*INPUT DATA*:

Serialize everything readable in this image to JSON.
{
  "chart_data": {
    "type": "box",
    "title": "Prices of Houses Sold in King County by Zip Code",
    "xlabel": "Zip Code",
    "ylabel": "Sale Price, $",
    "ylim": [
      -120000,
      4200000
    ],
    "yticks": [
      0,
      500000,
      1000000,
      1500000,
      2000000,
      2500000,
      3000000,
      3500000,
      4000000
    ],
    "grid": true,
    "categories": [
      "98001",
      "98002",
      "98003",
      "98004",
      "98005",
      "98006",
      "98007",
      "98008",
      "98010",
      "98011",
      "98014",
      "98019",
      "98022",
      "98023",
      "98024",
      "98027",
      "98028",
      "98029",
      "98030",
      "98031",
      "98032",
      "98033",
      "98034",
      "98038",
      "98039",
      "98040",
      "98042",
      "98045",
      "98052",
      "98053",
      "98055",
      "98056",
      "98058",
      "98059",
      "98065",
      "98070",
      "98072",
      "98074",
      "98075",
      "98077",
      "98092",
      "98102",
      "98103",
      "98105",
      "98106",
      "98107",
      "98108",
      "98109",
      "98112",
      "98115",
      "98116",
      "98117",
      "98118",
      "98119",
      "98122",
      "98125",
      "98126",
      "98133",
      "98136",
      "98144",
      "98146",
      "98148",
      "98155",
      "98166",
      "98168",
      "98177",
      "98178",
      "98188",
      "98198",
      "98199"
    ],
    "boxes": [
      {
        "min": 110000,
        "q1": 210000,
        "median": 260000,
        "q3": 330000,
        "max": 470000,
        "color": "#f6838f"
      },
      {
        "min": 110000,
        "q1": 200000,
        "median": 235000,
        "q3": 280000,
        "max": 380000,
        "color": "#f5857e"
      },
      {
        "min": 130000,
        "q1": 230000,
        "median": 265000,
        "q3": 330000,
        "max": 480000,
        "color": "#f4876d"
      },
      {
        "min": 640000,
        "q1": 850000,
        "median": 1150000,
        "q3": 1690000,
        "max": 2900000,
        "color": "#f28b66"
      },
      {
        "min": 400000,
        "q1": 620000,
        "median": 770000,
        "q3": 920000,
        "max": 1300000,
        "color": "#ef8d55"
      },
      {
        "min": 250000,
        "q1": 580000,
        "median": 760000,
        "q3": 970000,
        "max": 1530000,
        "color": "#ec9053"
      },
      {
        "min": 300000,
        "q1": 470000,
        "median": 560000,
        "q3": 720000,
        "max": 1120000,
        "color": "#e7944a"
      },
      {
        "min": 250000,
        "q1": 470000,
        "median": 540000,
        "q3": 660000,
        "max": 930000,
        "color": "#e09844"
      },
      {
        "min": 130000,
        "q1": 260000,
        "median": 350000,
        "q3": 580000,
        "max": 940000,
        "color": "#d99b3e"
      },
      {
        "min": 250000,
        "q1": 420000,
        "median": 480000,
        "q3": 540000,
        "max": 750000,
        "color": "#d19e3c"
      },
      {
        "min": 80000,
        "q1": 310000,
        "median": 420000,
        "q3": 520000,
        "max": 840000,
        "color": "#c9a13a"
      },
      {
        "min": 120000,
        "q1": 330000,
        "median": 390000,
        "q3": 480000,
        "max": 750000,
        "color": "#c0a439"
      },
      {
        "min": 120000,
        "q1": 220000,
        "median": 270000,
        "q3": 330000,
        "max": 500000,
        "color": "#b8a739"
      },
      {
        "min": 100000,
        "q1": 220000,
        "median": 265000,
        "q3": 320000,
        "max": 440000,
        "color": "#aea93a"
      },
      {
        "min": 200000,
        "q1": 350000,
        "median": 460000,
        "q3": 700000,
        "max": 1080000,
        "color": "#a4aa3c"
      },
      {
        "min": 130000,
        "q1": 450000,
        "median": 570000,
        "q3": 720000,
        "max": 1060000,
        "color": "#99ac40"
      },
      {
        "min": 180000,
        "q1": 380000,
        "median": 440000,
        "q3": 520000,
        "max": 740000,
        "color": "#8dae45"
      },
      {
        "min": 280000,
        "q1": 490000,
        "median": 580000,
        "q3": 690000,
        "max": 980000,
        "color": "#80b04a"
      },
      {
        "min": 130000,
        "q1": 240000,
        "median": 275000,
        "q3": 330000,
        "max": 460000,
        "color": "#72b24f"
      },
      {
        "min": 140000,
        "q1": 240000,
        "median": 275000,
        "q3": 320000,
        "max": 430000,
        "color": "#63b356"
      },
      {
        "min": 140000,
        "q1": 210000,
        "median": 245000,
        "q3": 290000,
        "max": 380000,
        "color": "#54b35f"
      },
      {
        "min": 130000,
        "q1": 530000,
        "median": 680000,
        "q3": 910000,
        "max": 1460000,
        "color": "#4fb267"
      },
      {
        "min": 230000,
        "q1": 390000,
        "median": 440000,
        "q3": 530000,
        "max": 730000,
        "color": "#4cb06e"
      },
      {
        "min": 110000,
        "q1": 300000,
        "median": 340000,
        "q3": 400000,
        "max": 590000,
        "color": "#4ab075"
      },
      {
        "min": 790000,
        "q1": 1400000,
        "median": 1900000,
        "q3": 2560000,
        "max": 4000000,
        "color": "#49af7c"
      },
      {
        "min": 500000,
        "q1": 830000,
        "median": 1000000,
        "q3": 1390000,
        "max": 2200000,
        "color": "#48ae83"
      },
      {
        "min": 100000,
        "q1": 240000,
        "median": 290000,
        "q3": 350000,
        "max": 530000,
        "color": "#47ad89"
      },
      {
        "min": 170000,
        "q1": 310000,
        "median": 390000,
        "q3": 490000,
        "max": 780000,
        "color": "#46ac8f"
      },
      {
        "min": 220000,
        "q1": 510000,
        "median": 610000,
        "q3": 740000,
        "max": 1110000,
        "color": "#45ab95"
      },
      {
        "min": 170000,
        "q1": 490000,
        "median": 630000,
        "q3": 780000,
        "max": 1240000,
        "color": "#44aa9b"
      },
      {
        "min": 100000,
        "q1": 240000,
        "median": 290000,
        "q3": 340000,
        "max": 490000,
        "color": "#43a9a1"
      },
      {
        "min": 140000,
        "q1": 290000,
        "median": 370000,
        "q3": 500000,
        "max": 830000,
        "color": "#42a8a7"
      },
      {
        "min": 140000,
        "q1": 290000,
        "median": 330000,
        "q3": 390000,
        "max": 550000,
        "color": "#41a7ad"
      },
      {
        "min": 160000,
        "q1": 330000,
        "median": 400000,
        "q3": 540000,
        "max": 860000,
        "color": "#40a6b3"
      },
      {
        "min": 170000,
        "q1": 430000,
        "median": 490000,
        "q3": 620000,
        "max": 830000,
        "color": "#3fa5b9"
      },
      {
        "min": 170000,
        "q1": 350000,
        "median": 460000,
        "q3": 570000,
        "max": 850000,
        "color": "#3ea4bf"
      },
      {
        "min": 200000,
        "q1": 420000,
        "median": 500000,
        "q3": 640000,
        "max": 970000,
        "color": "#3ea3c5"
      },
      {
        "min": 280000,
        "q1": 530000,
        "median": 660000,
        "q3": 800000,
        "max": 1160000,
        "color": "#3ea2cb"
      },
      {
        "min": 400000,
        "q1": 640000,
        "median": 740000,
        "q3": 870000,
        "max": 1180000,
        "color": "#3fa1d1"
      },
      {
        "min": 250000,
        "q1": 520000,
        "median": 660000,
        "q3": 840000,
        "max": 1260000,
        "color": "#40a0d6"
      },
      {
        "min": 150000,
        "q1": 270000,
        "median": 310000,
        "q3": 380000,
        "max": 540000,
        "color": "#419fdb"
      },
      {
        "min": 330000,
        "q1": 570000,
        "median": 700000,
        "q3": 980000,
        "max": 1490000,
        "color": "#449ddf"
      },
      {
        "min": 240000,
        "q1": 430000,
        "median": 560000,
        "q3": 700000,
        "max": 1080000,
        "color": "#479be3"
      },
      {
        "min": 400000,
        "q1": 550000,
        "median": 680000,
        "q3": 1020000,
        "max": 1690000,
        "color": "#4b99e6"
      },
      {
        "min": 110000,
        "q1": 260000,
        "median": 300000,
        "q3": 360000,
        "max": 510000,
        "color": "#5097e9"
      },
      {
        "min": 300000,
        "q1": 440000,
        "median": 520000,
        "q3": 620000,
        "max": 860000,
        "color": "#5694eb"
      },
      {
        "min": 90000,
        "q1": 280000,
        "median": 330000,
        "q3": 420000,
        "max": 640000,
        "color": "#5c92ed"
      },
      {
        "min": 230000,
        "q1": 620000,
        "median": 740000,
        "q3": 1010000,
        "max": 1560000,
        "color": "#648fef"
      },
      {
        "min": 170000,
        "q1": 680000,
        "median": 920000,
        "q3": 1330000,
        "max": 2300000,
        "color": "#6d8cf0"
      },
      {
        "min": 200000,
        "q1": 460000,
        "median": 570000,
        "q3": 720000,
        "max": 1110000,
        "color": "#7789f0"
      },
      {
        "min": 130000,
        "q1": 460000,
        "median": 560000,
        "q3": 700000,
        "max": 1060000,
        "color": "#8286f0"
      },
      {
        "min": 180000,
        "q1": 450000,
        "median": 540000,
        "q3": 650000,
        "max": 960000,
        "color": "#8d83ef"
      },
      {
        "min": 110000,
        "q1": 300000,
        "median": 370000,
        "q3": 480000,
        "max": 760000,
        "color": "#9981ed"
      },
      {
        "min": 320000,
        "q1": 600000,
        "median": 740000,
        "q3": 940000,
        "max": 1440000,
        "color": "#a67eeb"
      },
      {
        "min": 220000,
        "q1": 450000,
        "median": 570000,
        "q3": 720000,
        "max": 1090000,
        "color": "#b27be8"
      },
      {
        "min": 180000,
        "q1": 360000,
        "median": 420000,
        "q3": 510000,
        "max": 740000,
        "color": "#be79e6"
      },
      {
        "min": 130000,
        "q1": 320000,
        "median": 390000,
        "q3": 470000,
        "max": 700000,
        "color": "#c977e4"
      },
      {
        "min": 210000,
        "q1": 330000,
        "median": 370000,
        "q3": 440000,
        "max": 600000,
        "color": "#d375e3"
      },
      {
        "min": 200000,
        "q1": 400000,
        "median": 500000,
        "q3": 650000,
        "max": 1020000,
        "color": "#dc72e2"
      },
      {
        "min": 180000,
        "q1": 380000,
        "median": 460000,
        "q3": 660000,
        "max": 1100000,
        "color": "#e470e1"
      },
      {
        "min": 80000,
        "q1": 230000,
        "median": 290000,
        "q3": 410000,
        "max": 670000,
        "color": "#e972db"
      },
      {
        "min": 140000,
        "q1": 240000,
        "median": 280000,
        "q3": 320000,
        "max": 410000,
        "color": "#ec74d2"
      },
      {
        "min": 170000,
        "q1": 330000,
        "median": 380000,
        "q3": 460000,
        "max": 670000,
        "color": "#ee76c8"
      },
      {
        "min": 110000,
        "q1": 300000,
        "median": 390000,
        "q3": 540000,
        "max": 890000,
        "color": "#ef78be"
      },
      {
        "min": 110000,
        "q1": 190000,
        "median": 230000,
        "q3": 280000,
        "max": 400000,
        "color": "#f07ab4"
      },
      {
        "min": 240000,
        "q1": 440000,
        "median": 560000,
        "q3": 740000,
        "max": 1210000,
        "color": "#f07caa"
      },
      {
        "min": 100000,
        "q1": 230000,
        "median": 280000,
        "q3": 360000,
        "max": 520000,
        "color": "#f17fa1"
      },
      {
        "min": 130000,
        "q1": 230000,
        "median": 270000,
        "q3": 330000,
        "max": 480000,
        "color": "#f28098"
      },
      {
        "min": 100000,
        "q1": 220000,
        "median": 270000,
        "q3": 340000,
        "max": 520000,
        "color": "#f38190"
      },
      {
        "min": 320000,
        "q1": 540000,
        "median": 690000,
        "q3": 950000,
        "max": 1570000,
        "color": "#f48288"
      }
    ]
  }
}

*WORK TO BE COMPLETED*: Find and count the lines of the data that include the string "Code", and report that figure by itself.

*RESPONSE TO THE TASK*: 2